Reproduce exactly the lines beginning with the line that contains "Extract all readable text from this page." and ending at the final line of the material below.

<<<<

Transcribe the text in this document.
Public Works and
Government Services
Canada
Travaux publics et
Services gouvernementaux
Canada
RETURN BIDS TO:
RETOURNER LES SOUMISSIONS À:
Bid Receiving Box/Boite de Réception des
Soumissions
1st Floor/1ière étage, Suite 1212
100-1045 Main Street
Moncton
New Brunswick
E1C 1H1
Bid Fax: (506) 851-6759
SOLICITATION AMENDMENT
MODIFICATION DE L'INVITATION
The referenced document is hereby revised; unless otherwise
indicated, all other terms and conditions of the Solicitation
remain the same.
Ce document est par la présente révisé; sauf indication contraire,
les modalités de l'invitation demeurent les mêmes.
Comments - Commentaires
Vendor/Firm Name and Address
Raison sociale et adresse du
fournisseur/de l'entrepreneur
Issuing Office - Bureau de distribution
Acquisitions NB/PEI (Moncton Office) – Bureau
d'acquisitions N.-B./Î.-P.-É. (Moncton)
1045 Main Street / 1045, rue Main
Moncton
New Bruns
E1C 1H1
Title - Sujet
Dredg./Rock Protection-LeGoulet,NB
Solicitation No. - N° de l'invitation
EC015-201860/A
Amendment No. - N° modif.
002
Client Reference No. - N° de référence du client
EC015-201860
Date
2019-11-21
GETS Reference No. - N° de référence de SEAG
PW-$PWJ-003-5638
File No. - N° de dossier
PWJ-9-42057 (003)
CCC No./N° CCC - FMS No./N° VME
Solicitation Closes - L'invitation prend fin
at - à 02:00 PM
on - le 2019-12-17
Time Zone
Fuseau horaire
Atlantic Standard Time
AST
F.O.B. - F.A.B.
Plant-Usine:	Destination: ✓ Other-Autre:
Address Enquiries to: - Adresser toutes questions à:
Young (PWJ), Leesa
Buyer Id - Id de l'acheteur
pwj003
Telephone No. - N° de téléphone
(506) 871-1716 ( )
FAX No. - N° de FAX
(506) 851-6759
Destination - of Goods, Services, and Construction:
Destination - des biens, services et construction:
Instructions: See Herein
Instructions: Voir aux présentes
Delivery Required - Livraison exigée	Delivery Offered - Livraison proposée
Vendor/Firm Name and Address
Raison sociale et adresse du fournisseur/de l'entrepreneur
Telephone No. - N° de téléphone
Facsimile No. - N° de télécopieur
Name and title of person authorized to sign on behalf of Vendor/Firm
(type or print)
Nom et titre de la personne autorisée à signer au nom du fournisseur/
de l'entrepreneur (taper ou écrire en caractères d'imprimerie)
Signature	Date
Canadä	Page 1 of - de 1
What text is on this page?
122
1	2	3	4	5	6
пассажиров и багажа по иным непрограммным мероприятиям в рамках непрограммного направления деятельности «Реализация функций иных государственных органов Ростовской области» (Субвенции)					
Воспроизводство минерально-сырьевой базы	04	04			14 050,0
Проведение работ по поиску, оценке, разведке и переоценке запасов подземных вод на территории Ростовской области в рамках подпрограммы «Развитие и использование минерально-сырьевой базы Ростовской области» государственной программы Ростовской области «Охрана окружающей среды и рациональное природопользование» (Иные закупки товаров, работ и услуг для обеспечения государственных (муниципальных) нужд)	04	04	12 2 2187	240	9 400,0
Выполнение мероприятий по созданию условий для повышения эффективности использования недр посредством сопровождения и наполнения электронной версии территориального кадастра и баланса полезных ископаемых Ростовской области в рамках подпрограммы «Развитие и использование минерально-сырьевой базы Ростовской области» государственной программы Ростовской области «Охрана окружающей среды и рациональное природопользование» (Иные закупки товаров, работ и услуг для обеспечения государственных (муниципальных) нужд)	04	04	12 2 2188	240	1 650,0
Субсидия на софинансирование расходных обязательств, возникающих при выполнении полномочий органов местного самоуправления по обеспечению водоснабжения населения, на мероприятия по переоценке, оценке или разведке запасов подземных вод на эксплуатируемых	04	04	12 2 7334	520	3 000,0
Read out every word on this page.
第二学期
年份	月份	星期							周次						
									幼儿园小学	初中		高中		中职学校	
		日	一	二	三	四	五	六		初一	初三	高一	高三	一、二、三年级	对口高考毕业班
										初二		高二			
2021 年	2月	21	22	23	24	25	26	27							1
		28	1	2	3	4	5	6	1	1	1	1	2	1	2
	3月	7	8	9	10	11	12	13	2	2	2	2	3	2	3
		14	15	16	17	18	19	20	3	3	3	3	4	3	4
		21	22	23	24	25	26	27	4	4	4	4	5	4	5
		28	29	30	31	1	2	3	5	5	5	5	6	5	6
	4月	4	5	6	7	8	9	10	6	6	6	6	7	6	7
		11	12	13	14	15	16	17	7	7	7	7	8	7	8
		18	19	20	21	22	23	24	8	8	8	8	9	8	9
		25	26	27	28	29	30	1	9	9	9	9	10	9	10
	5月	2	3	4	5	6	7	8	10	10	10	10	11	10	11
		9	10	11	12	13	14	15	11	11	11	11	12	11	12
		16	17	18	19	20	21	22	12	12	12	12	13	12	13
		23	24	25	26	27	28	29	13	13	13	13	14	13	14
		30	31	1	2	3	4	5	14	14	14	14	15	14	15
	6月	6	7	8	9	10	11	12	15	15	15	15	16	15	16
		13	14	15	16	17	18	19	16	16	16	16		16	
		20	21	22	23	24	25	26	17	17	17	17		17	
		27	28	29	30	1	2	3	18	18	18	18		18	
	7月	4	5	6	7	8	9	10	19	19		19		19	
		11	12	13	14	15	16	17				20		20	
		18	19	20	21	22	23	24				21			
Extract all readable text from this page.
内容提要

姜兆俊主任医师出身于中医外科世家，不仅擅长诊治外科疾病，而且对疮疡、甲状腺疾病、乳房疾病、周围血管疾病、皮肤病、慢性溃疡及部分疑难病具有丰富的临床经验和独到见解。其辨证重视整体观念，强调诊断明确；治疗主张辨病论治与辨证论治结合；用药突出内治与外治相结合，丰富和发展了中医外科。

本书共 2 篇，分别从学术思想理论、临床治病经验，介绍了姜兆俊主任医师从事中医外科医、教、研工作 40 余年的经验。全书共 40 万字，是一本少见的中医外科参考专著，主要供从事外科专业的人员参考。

>>>>

*Answer to this exercise*:
Extract all readable text from this page.
内容提要

姜兆俊主任医师出身于中医外科世家，不仅擅长诊治外科疾病，而且对疮疡、甲状腺疾病、乳房疾病、周围血管疾病、皮肤病、慢性溃疡及部分疑难病具有丰富的临床经验和独到见解。其辨证重视整体观念，强调诊断明确；治疗主张辨病论治与辨证论治结合；用药突出内治与外治相结合，丰富和发展了中医外科。

本书共 2 篇，分别从学术思想理论、临床治病经验，介绍了姜兆俊主任医师从事中医外科医、教、研工作 40 余年的经验。全书共 40 万字，是一本少见的中医外科参考专著，主要供从事外科专业的人员参考。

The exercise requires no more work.